What is required:
Every line of the data must be copied exactly.

"""

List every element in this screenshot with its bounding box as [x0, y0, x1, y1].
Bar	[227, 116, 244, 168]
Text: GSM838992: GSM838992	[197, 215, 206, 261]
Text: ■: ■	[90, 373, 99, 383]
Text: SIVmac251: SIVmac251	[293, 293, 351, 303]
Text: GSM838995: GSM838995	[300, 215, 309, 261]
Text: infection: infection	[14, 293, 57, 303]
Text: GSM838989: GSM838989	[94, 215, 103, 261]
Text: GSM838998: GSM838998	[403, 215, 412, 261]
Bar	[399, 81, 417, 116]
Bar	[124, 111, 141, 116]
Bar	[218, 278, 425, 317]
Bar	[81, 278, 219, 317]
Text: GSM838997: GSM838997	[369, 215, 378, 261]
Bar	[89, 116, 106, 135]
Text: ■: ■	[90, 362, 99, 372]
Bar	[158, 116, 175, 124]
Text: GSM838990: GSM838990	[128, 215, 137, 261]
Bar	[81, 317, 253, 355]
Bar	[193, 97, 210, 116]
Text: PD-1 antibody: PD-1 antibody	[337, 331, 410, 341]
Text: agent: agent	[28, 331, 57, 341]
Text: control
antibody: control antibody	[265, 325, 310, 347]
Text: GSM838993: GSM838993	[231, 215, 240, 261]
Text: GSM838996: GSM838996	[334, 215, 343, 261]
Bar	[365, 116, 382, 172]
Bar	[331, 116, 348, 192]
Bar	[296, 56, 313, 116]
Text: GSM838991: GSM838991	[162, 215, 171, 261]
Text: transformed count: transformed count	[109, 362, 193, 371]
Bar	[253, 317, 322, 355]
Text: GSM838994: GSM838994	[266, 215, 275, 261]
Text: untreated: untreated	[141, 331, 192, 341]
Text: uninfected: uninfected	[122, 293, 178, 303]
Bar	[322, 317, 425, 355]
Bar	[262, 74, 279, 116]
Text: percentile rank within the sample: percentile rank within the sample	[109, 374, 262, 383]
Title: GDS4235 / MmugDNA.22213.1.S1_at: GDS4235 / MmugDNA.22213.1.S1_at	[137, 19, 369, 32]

"""

Response:
List every element in this screenshot with its bounding box as [x0, y0, x1, y1].
Bar	[227, 116, 244, 168]
Text: GSM838992: GSM838992	[197, 215, 206, 261]
Text: ■: ■	[90, 373, 99, 383]
Text: SIVmac251: SIVmac251	[293, 293, 351, 303]
Text: GSM838995: GSM838995	[300, 215, 309, 261]
Text: infection: infection	[14, 293, 57, 303]
Text: GSM838989: GSM838989	[94, 215, 103, 261]
Text: GSM838998: GSM838998	[403, 215, 412, 261]
Bar	[399, 81, 417, 116]
Bar	[124, 111, 141, 116]
Bar	[218, 278, 425, 317]
Bar	[81, 278, 219, 317]
Text: GSM838997: GSM838997	[369, 215, 378, 261]
Bar	[89, 116, 106, 135]
Text: ■: ■	[90, 362, 99, 372]
Bar	[158, 116, 175, 124]
Text: GSM838990: GSM838990	[128, 215, 137, 261]
Bar	[81, 317, 253, 355]
Bar	[193, 97, 210, 116]
Text: PD-1 antibody: PD-1 antibody	[337, 331, 410, 341]
Text: agent: agent	[28, 331, 57, 341]
Text: control
antibody: control antibody	[265, 325, 310, 347]
Text: GSM838993: GSM838993	[231, 215, 240, 261]
Text: GSM838996: GSM838996	[334, 215, 343, 261]
Bar	[365, 116, 382, 172]
Bar	[331, 116, 348, 192]
Bar	[296, 56, 313, 116]
Text: GSM838991: GSM838991	[162, 215, 171, 261]
Text: transformed count: transformed count	[109, 362, 193, 371]
Bar	[253, 317, 322, 355]
Text: GSM838994: GSM838994	[266, 215, 275, 261]
Text: untreated: untreated	[141, 331, 192, 341]
Text: uninfected: uninfected	[122, 293, 178, 303]
Bar	[322, 317, 425, 355]
Bar	[262, 74, 279, 116]
Text: percentile rank within the sample: percentile rank within the sample	[109, 374, 262, 383]
Title: GDS4235 / MmugDNA.22213.1.S1_at: GDS4235 / MmugDNA.22213.1.S1_at	[137, 19, 369, 32]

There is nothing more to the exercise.